▸ Exercise aim
From the listing that follows, extract every line and set it down unaltered.
BEGIN Recorded information
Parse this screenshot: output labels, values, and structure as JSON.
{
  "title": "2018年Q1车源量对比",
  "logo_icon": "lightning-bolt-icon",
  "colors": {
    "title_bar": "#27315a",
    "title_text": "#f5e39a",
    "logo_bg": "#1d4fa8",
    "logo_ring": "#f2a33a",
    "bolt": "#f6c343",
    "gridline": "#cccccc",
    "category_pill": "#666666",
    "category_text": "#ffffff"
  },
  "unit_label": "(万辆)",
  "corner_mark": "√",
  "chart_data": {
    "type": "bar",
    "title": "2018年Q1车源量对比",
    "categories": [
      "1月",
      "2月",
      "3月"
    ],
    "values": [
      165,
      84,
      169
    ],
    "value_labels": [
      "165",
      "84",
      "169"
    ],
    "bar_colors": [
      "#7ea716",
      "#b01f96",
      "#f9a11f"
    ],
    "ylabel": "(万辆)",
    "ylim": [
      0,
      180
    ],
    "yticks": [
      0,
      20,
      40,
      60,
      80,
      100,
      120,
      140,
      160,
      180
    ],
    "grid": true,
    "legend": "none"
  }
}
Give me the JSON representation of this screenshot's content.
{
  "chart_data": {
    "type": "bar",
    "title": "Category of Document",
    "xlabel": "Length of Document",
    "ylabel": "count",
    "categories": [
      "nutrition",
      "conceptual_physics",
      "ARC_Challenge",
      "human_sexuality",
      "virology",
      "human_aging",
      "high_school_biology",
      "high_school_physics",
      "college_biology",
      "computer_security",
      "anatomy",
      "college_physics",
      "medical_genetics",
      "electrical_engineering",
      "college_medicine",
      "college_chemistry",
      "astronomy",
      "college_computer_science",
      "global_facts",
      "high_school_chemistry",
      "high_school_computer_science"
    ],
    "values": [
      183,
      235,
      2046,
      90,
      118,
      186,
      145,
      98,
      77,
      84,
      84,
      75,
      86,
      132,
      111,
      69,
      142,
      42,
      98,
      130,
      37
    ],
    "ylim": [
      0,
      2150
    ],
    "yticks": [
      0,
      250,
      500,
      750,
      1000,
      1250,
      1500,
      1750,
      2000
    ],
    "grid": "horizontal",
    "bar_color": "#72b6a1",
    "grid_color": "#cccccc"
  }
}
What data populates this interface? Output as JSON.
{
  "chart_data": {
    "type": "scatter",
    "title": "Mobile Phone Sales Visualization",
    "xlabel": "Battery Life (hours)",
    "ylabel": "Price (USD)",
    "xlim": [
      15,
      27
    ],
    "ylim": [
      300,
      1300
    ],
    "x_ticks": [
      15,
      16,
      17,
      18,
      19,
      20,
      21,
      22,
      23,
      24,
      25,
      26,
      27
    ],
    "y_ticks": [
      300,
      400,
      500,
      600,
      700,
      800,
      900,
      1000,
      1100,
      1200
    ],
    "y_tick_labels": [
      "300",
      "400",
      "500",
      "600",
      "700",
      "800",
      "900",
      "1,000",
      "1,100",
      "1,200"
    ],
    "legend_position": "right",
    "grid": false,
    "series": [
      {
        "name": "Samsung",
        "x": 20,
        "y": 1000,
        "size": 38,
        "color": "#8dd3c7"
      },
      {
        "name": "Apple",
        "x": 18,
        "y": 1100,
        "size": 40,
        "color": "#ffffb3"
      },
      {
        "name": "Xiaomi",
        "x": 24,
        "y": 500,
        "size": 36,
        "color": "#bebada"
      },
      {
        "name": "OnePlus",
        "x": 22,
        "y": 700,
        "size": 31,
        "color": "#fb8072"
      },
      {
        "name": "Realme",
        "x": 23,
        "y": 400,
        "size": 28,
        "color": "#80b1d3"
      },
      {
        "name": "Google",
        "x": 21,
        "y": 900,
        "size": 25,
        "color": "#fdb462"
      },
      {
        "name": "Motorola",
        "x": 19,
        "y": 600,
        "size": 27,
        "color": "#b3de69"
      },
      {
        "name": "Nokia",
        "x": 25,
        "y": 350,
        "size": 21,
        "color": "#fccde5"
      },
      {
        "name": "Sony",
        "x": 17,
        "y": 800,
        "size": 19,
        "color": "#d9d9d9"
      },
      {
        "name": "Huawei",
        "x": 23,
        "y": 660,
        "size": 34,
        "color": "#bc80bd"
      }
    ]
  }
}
END Recorded information
▸ Worked answer
Parse this screenshot: output labels, values, and structure as JSON.
{
  "title": "2018年Q1车源量对比",
  "logo_icon": "lightning-bolt-icon",
  "colors": {
    "title_bar": "#27315a",
    "title_text": "#f5e39a",
    "logo_bg": "#1d4fa8",
    "logo_ring": "#f2a33a",
    "bolt": "#f6c343",
    "gridline": "#cccccc",
    "category_pill": "#666666",
    "category_text": "#ffffff"
  },
  "unit_label": "(万辆)",
  "corner_mark": "√",
  "chart_data": {
    "type": "bar",
    "title": "2018年Q1车源量对比",
    "categories": [
      "1月",
      "2月",
      "3月"
    ],
    "values": [
      165,
      84,
      169
    ],
    "value_labels": [
      "165",
      "84",
      "169"
    ],
    "bar_colors": [
      "#7ea716",
      "#b01f96",
      "#f9a11f"
    ],
    "ylabel": "(万辆)",
    "ylim": [
      0,
      180
    ],
    "yticks": [
      0,
      20,
      40,
      60,
      80,
      100,
      120,
      140,
      160,
      180
    ],
    "grid": true,
    "legend": "none"
  }
}
Give me the JSON representation of this screenshot's content.
{
  "chart_data": {
    "type": "bar",
    "title": "Category of Document",
    "xlabel": "Length of Document",
    "ylabel": "count",
    "categories": [
      "nutrition",
      "conceptual_physics",
      "ARC_Challenge",
      "human_sexuality",
      "virology",
      "human_aging",
      "high_school_biology",
      "high_school_physics",
      "college_biology",
      "computer_security",
      "anatomy",
      "college_physics",
      "medical_genetics",
      "electrical_engineering",
      "college_medicine",
      "college_chemistry",
      "astronomy",
      "college_computer_science",
      "global_facts",
      "high_school_chemistry",
      "high_school_computer_science"
    ],
    "values": [
      183,
      235,
      2046,
      90,
      118,
      186,
      145,
      98,
      77,
      84,
      84,
      75,
      86,
      132,
      111,
      69,
      142,
      42,
      98,
      130,
      37
    ],
    "ylim": [
      0,
      2150
    ],
    "yticks": [
      0,
      250,
      500,
      750,
      1000,
      1250,
      1500,
      1750,
      2000
    ],
    "grid": "horizontal",
    "bar_color": "#72b6a1",
    "grid_color": "#cccccc"
  }
}
What data populates this interface? Output as JSON.
{
  "chart_data": {
    "type": "scatter",
    "title": "Mobile Phone Sales Visualization",
    "xlabel": "Battery Life (hours)",
    "ylabel": "Price (USD)",
    "xlim": [
      15,
      27
    ],
    "ylim": [
      300,
      1300
    ],
    "x_ticks": [
      15,
      16,
      17,
      18,
      19,
      20,
      21,
      22,
      23,
      24,
      25,
      26,
      27
    ],
    "y_ticks": [
      300,
      400,
      500,
      600,
      700,
      800,
      900,
      1000,
      1100,
      1200
    ],
    "y_tick_labels": [
      "300",
      "400",
      "500",
      "600",
      "700",
      "800",
      "900",
      "1,000",
      "1,100",
      "1,200"
    ],
    "legend_position": "right",
    "grid": false,
    "series": [
      {
        "name": "Samsung",
        "x": 20,
        "y": 1000,
        "size": 38,
        "color": "#8dd3c7"
      },
      {
        "name": "Apple",
        "x": 18,
        "y": 1100,
        "size": 40,
        "color": "#ffffb3"
      },
      {
        "name": "Xiaomi",
        "x": 24,
        "y": 500,
        "size": 36,
        "color": "#bebada"
      },
      {
        "name": "OnePlus",
        "x": 22,
        "y": 700,
        "size": 31,
        "color": "#fb8072"
      },
      {
        "name": "Realme",
        "x": 23,
        "y": 400,
        "size": 28,
        "color": "#80b1d3"
      },
      {
        "name": "Google",
        "x": 21,
        "y": 900,
        "size": 25,
        "color": "#fdb462"
      },
      {
        "name": "Motorola",
        "x": 19,
        "y": 600,
        "size": 27,
        "color": "#b3de69"
      },
      {
        "name": "Nokia",
        "x": 25,
        "y": 350,
        "size": 21,
        "color": "#fccde5"
      },
      {
        "name": "Sony",
        "x": 17,
        "y": 800,
        "size": 19,
        "color": "#d9d9d9"
      },
      {
        "name": "Huawei",
        "x": 23,
        "y": 660,
        "size": 34,
        "color": "#bc80bd"
      }
    ]
  }
}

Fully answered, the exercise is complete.